→ **INSTRUCTIONS FOR THE TASK**: Present every line in which the string "Netherlands" appears.

Dataset excerpt:
>> begin
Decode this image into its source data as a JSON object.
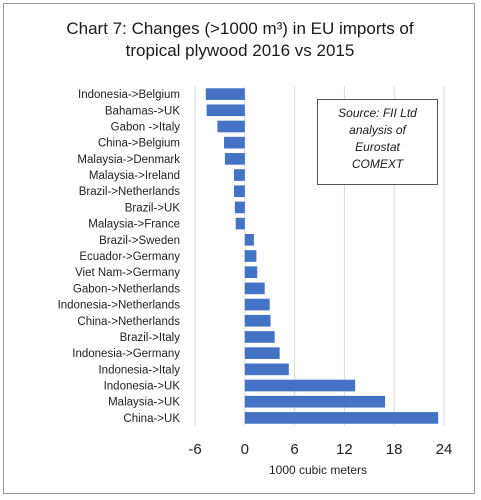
{
  "chart_data": {
    "type": "bar",
    "orientation": "horizontal",
    "title_lines": [
      "Chart 7: Changes (>1000 m³) in EU imports of",
      "tropical plywood 2016 vs 2015"
    ],
    "xlabel": "1000 cubic meters",
    "ylabel": "",
    "xlim": [
      -6,
      24
    ],
    "xticks": [
      "-6",
      "0",
      "6",
      "12",
      "18",
      "24"
    ],
    "grid": "vertical",
    "bar_color": "#4472c4",
    "annotation_lines": [
      "Source: FII Ltd",
      "analysis of",
      "Eurostat",
      "COMEXT"
    ],
    "categories": [
      "Indonesia->Belgium",
      "Bahamas->UK",
      "Gabon ->Italy",
      "China->Belgium",
      "Malaysia->Denmark",
      "Malaysia->Ireland",
      "Brazil->Netherlands",
      "Brazil->UK",
      "Malaysia->France",
      "Brazil->Sweden",
      "Ecuador->Germany",
      "Viet Nam->Germany",
      "Gabon->Netherlands",
      "Indonesia->Netherlands",
      "China->Netherlands",
      "Brazil->Italy",
      "Indonesia->Germany",
      "Indonesia->Italy",
      "Indonesia->UK",
      "Malaysia->UK",
      "China->UK"
    ],
    "values": [
      -4.7,
      -4.6,
      -3.3,
      -2.5,
      -2.4,
      -1.3,
      -1.3,
      -1.2,
      -1.1,
      1.1,
      1.4,
      1.5,
      2.4,
      3.0,
      3.1,
      3.6,
      4.2,
      5.3,
      13.3,
      16.9,
      23.3
    ]
  }
}
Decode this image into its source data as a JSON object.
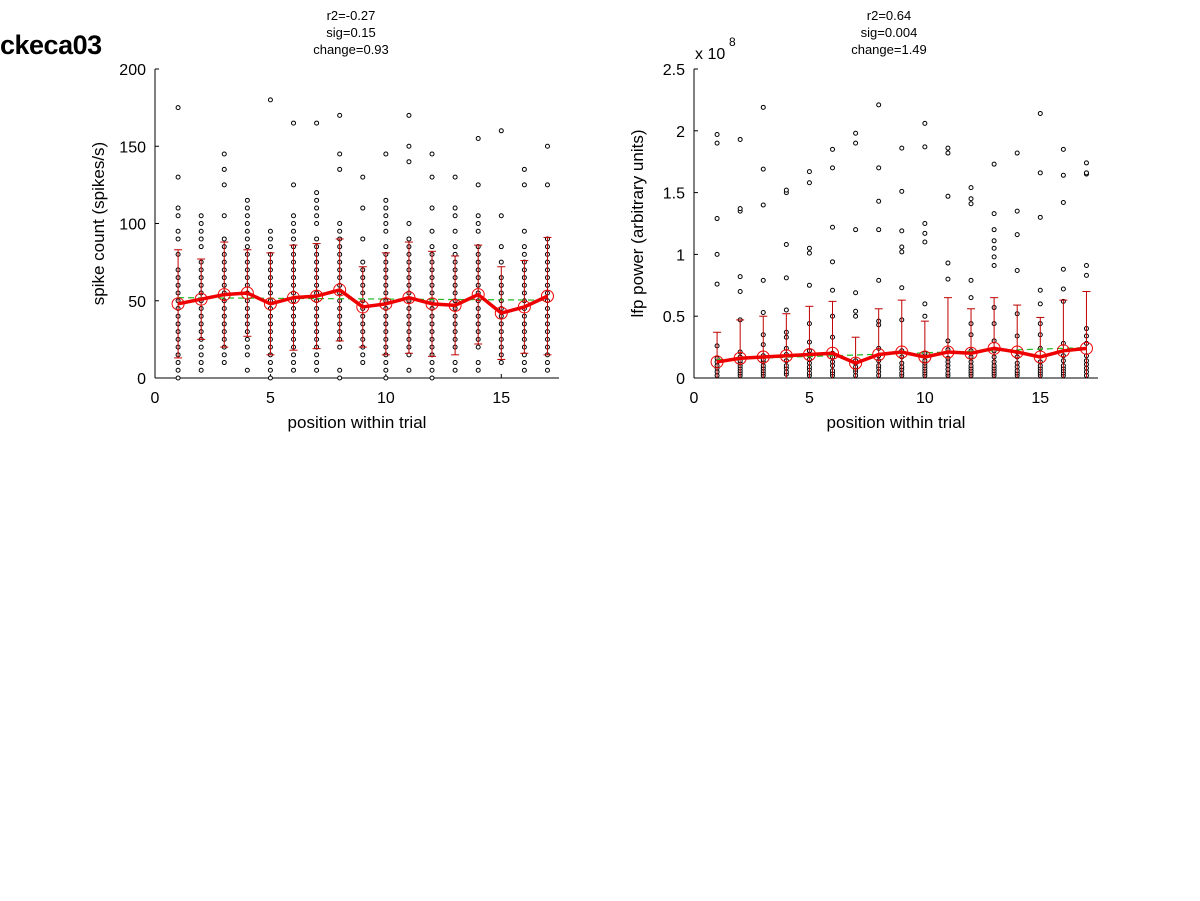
{
  "figure": {
    "title": "ckeca03"
  },
  "colors": {
    "mean_line": "#ee0000",
    "error_bar": "#c00000",
    "trend": "#22bb22",
    "point_edge": "#000000",
    "point_fill": "#ffffff"
  },
  "chart_data": [
    {
      "type": "scatter",
      "id": "spike",
      "title_lines": [
        "r2=-0.27",
        "sig=0.15",
        "change=0.93"
      ],
      "xlabel": "position within trial",
      "ylabel": "spike count (spikes/s)",
      "exponent_label": "",
      "xlim": [
        0,
        17.5
      ],
      "ylim": [
        0,
        200
      ],
      "xticks": [
        0,
        5,
        10,
        15
      ],
      "yticks": [
        0,
        50,
        100,
        150,
        200
      ],
      "ytick_labels": [
        "0",
        "50",
        "100",
        "150",
        "200"
      ],
      "x": [
        1,
        2,
        3,
        4,
        5,
        6,
        7,
        8,
        9,
        10,
        11,
        12,
        13,
        14,
        15,
        16,
        17
      ],
      "series": [
        {
          "name": "",
          "role": "mean",
          "values": [
            48,
            51,
            54,
            55,
            48,
            52,
            53,
            57,
            46,
            48,
            52,
            48,
            47,
            54,
            42,
            46,
            53
          ]
        },
        {
          "name": "",
          "role": "std",
          "values": [
            35,
            26,
            34,
            28,
            33,
            34,
            34,
            33,
            26,
            33,
            36,
            34,
            32,
            32,
            30,
            30,
            38
          ]
        },
        {
          "name": "",
          "role": "trend",
          "values": [
            52,
            51.9,
            51.8,
            51.7,
            51.6,
            51.5,
            51.4,
            51.3,
            51.2,
            51.1,
            51,
            50.9,
            50.8,
            50.7,
            50.6,
            50.5,
            50.4
          ]
        }
      ],
      "raw": [
        [
          0,
          5,
          10,
          15,
          20,
          25,
          30,
          35,
          40,
          45,
          50,
          55,
          60,
          65,
          70,
          80,
          90,
          95,
          105,
          110,
          130,
          175
        ],
        [
          5,
          10,
          15,
          20,
          25,
          30,
          35,
          40,
          45,
          50,
          55,
          60,
          65,
          70,
          75,
          85,
          90,
          95,
          100,
          105
        ],
        [
          10,
          15,
          20,
          25,
          30,
          35,
          40,
          45,
          50,
          55,
          60,
          65,
          70,
          75,
          80,
          85,
          90,
          105,
          125,
          135,
          145
        ],
        [
          5,
          15,
          20,
          25,
          30,
          35,
          40,
          45,
          50,
          55,
          60,
          65,
          70,
          75,
          80,
          85,
          90,
          95,
          100,
          105,
          110,
          115
        ],
        [
          0,
          5,
          10,
          15,
          20,
          25,
          30,
          35,
          40,
          45,
          50,
          55,
          60,
          65,
          70,
          75,
          80,
          85,
          90,
          95,
          180
        ],
        [
          5,
          10,
          15,
          20,
          25,
          30,
          35,
          40,
          45,
          50,
          55,
          60,
          65,
          70,
          75,
          80,
          85,
          90,
          95,
          100,
          105,
          125,
          165
        ],
        [
          5,
          10,
          15,
          20,
          25,
          30,
          35,
          40,
          45,
          50,
          55,
          60,
          65,
          70,
          75,
          80,
          85,
          90,
          100,
          105,
          110,
          115,
          120,
          165
        ],
        [
          0,
          5,
          20,
          25,
          30,
          35,
          40,
          45,
          50,
          55,
          60,
          65,
          70,
          75,
          80,
          85,
          90,
          95,
          100,
          135,
          145,
          170
        ],
        [
          10,
          15,
          20,
          25,
          30,
          35,
          40,
          45,
          50,
          55,
          60,
          65,
          70,
          75,
          90,
          110,
          130
        ],
        [
          0,
          5,
          10,
          15,
          20,
          25,
          30,
          35,
          40,
          45,
          50,
          55,
          60,
          65,
          70,
          75,
          80,
          85,
          95,
          100,
          105,
          110,
          115,
          145
        ],
        [
          5,
          15,
          20,
          25,
          30,
          35,
          40,
          45,
          50,
          55,
          60,
          65,
          70,
          75,
          80,
          85,
          90,
          100,
          140,
          150,
          170
        ],
        [
          0,
          5,
          10,
          15,
          20,
          25,
          30,
          35,
          40,
          45,
          50,
          55,
          60,
          65,
          70,
          75,
          80,
          85,
          95,
          110,
          130,
          145
        ],
        [
          5,
          10,
          20,
          25,
          30,
          35,
          40,
          45,
          50,
          55,
          60,
          65,
          70,
          75,
          80,
          85,
          95,
          105,
          110,
          130
        ],
        [
          5,
          10,
          20,
          25,
          30,
          35,
          40,
          45,
          50,
          55,
          60,
          65,
          70,
          75,
          80,
          85,
          95,
          100,
          105,
          125,
          155
        ],
        [
          10,
          15,
          20,
          25,
          30,
          35,
          40,
          45,
          50,
          55,
          60,
          65,
          75,
          85,
          105,
          160
        ],
        [
          5,
          10,
          15,
          20,
          25,
          30,
          35,
          40,
          45,
          50,
          55,
          60,
          65,
          70,
          75,
          80,
          85,
          95,
          125,
          135
        ],
        [
          5,
          10,
          15,
          20,
          25,
          30,
          35,
          40,
          45,
          50,
          55,
          60,
          65,
          70,
          75,
          80,
          85,
          90,
          125,
          150
        ]
      ]
    },
    {
      "type": "scatter",
      "id": "lfp",
      "title_lines": [
        "r2=0.64",
        "sig=0.004",
        "change=1.49"
      ],
      "xlabel": "position within trial",
      "ylabel": "lfp power (arbitrary units)",
      "exponent_label": "x 10",
      "exponent_power": "8",
      "xlim": [
        0,
        17.5
      ],
      "ylim": [
        0,
        2.5
      ],
      "xticks": [
        0,
        5,
        10,
        15
      ],
      "yticks": [
        0,
        0.5,
        1,
        1.5,
        2,
        2.5
      ],
      "ytick_labels": [
        "0",
        "0.5",
        "1",
        "1.5",
        "2",
        "2.5"
      ],
      "x": [
        1,
        2,
        3,
        4,
        5,
        6,
        7,
        8,
        9,
        10,
        11,
        12,
        13,
        14,
        15,
        16,
        17
      ],
      "series": [
        {
          "name": "",
          "role": "mean",
          "values": [
            0.13,
            0.16,
            0.17,
            0.18,
            0.19,
            0.2,
            0.12,
            0.19,
            0.21,
            0.17,
            0.21,
            0.2,
            0.24,
            0.21,
            0.17,
            0.22,
            0.24
          ]
        },
        {
          "name": "",
          "role": "std",
          "values": [
            0.24,
            0.31,
            0.33,
            0.34,
            0.39,
            0.42,
            0.21,
            0.37,
            0.42,
            0.29,
            0.44,
            0.36,
            0.41,
            0.38,
            0.32,
            0.41,
            0.46
          ]
        },
        {
          "name": "",
          "role": "trend",
          "values": [
            0.15,
            0.156,
            0.162,
            0.168,
            0.174,
            0.18,
            0.186,
            0.192,
            0.198,
            0.204,
            0.21,
            0.216,
            0.222,
            0.228,
            0.234,
            0.24,
            0.246
          ]
        }
      ],
      "raw": [
        [
          0.02,
          0.05,
          0.08,
          0.1,
          0.13,
          0.16,
          0.26,
          0.76,
          1.0,
          1.29,
          1.9,
          1.97
        ],
        [
          0.02,
          0.04,
          0.06,
          0.08,
          0.1,
          0.12,
          0.14,
          0.17,
          0.21,
          0.47,
          0.7,
          0.82,
          1.35,
          1.37,
          1.93
        ],
        [
          0.02,
          0.04,
          0.06,
          0.08,
          0.1,
          0.13,
          0.15,
          0.18,
          0.27,
          0.35,
          0.53,
          0.79,
          1.4,
          1.69,
          2.19
        ],
        [
          0.03,
          0.05,
          0.08,
          0.1,
          0.14,
          0.19,
          0.24,
          0.33,
          0.37,
          0.55,
          0.81,
          1.08,
          1.5,
          1.52
        ],
        [
          0.02,
          0.04,
          0.07,
          0.09,
          0.12,
          0.15,
          0.19,
          0.22,
          0.29,
          0.44,
          0.75,
          1.01,
          1.05,
          1.58,
          1.67
        ],
        [
          0.02,
          0.04,
          0.06,
          0.1,
          0.13,
          0.17,
          0.2,
          0.33,
          0.5,
          0.71,
          0.94,
          1.22,
          1.7,
          1.85
        ],
        [
          0.02,
          0.05,
          0.07,
          0.09,
          0.12,
          0.14,
          0.5,
          0.54,
          0.69,
          1.2,
          1.9,
          1.98
        ],
        [
          0.02,
          0.05,
          0.08,
          0.1,
          0.14,
          0.18,
          0.24,
          0.43,
          0.46,
          0.79,
          1.2,
          1.43,
          1.7,
          2.21
        ],
        [
          0.02,
          0.04,
          0.07,
          0.09,
          0.12,
          0.17,
          0.22,
          0.47,
          0.73,
          1.02,
          1.06,
          1.19,
          1.51,
          1.86
        ],
        [
          0.02,
          0.04,
          0.06,
          0.08,
          0.1,
          0.12,
          0.14,
          0.2,
          0.5,
          0.6,
          1.1,
          1.17,
          1.25,
          1.87,
          2.06
        ],
        [
          0.02,
          0.04,
          0.07,
          0.1,
          0.13,
          0.16,
          0.23,
          0.3,
          0.8,
          0.93,
          1.47,
          1.82,
          1.86
        ],
        [
          0.02,
          0.04,
          0.06,
          0.08,
          0.1,
          0.13,
          0.17,
          0.22,
          0.35,
          0.44,
          0.65,
          0.79,
          1.41,
          1.45,
          1.54
        ],
        [
          0.02,
          0.04,
          0.06,
          0.08,
          0.1,
          0.13,
          0.17,
          0.22,
          0.3,
          0.44,
          0.57,
          0.91,
          0.98,
          1.05,
          1.11,
          1.2,
          1.33,
          1.73
        ],
        [
          0.02,
          0.04,
          0.06,
          0.09,
          0.12,
          0.17,
          0.21,
          0.34,
          0.52,
          0.87,
          1.16,
          1.35,
          1.82
        ],
        [
          0.02,
          0.04,
          0.06,
          0.08,
          0.1,
          0.13,
          0.24,
          0.35,
          0.44,
          0.6,
          0.71,
          1.3,
          1.66,
          2.14
        ],
        [
          0.02,
          0.04,
          0.06,
          0.08,
          0.1,
          0.14,
          0.18,
          0.28,
          0.62,
          0.72,
          0.88,
          1.42,
          1.64,
          1.85
        ],
        [
          0.02,
          0.05,
          0.08,
          0.11,
          0.14,
          0.18,
          0.28,
          0.34,
          0.4,
          0.83,
          0.91,
          1.65,
          1.66,
          1.74
        ]
      ]
    }
  ]
}
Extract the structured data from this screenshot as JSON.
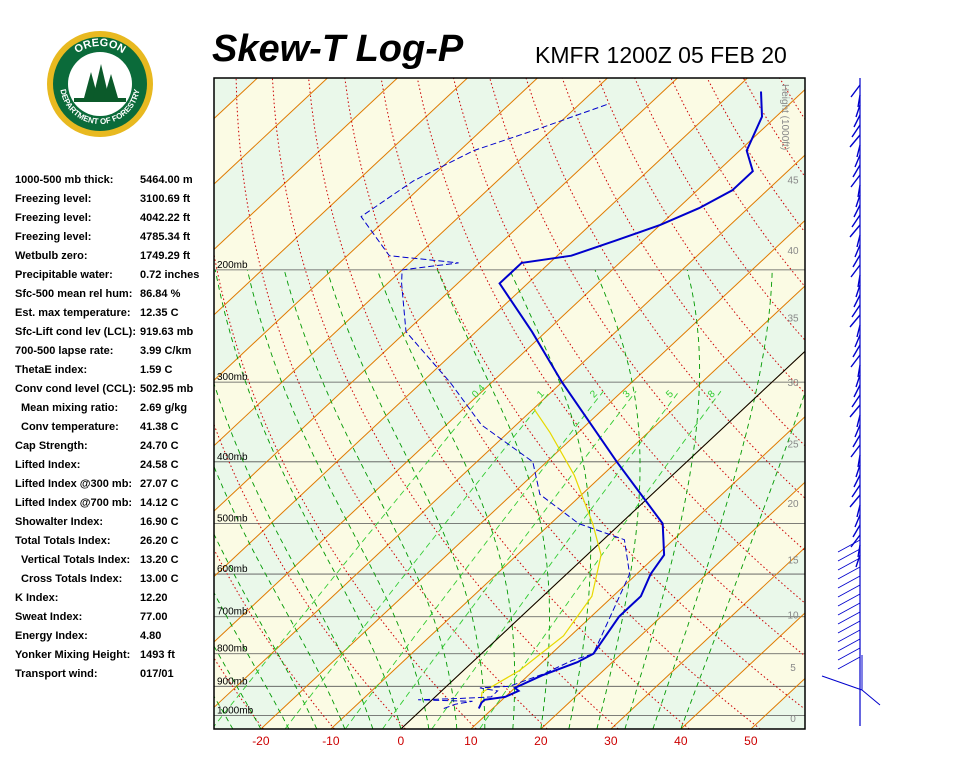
>> end
→ **EXPECTED ANSWER**:
      "Brazil->Netherlands",
      "Gabon->Netherlands",
      "Indonesia->Netherlands",
      "China->Netherlands",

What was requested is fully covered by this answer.